• WHAT TO WORK ON: Keep only those lines of the records that include the string "的职场人".

• DATASET EXTRACT:

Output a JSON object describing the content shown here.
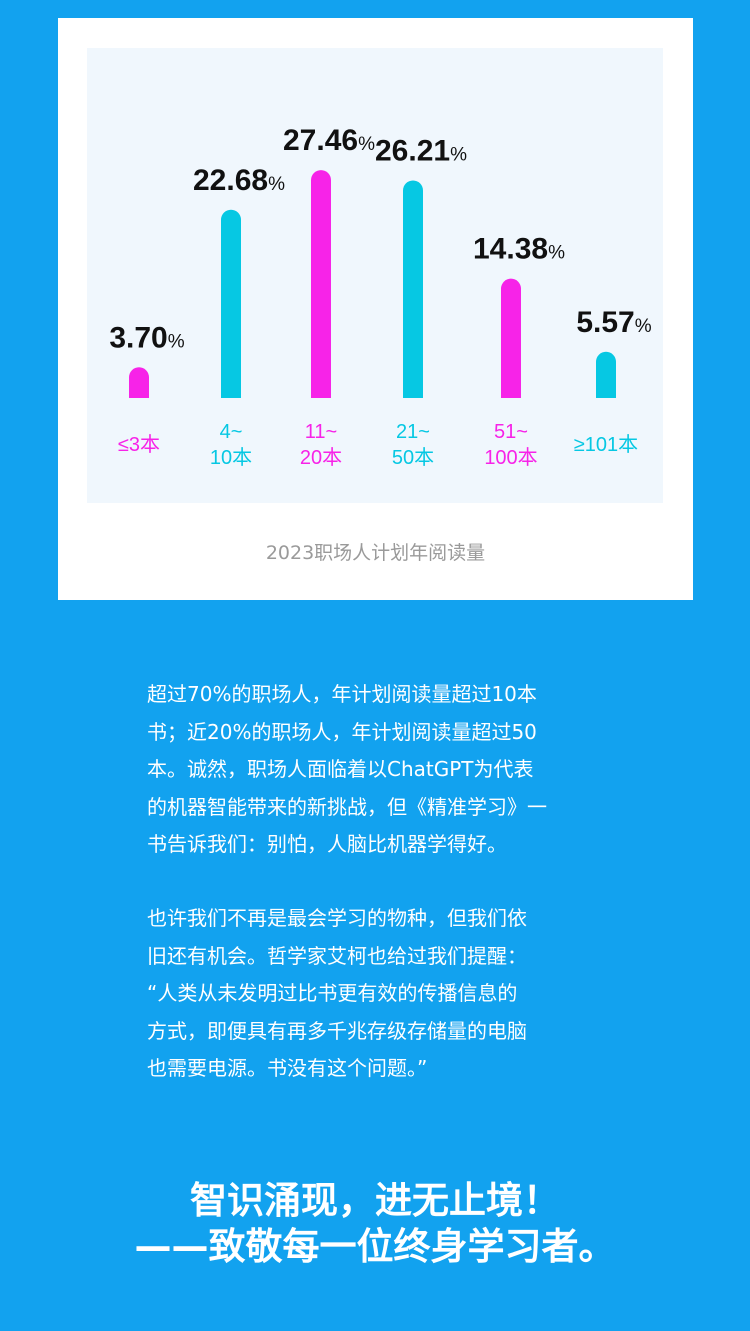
{
  "chart_data": {
    "type": "bar",
    "title": "2023职场人计划年阅读量",
    "categories": [
      [
        "≤3本"
      ],
      [
        "4~",
        "10本"
      ],
      [
        "11~",
        "20本"
      ],
      [
        "21~",
        "50本"
      ],
      [
        "51~",
        "100本"
      ],
      [
        "≥101本"
      ]
    ],
    "values": [
      3.7,
      22.68,
      27.46,
      26.21,
      14.38,
      5.57
    ],
    "value_labels": [
      "3.70",
      "22.68",
      "27.46",
      "26.21",
      "14.38",
      "5.57"
    ],
    "unit": "%",
    "colors": [
      "#f723e8",
      "#06c8e3",
      "#f723e8",
      "#06c8e3",
      "#f723e8",
      "#06c8e3"
    ],
    "ylim": [
      0,
      30
    ],
    "grid": false
  },
  "paragraphs": [
    [
      "超过70%的职场人，年计划阅读量超过10本",
      "书；近20%的职场人，年计划阅读量超过50",
      "本。诚然，职场人面临着以ChatGPT为代表",
      "的机器智能带来的新挑战，但《精准学习》一",
      "书告诉我们：别怕，人脑比机器学得好。"
    ],
    [
      "也许我们不再是最会学习的物种，但我们依",
      "旧还有机会。哲学家艾柯也给过我们提醒：",
      "“人类从未发明过比书更有效的传播信息的",
      "方式，即便具有再多千兆存级存储量的电脑",
      "也需要电源。书没有这个问题。”"
    ]
  ],
  "headline": [
    "智识涌现，进无止境！",
    "——致敬每一位终身学习者。"
  ]
}
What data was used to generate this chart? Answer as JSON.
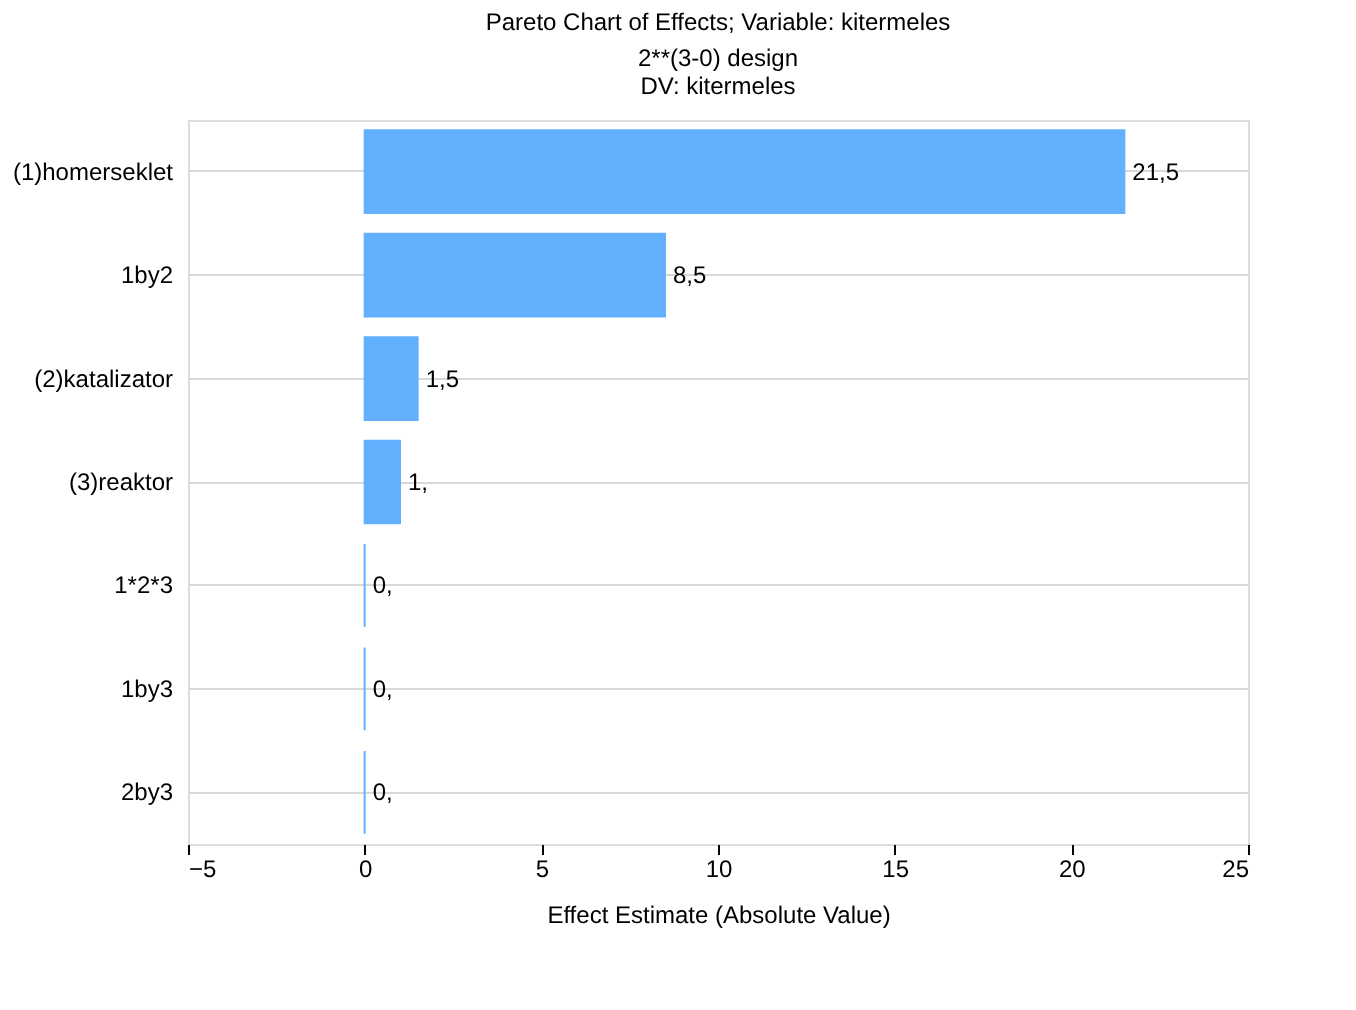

• CORRECT OUTPUT:
      "超过70%的职场人，年计划阅读量超过10本",
      "书；近20%的职场人，年计划阅读量超过50",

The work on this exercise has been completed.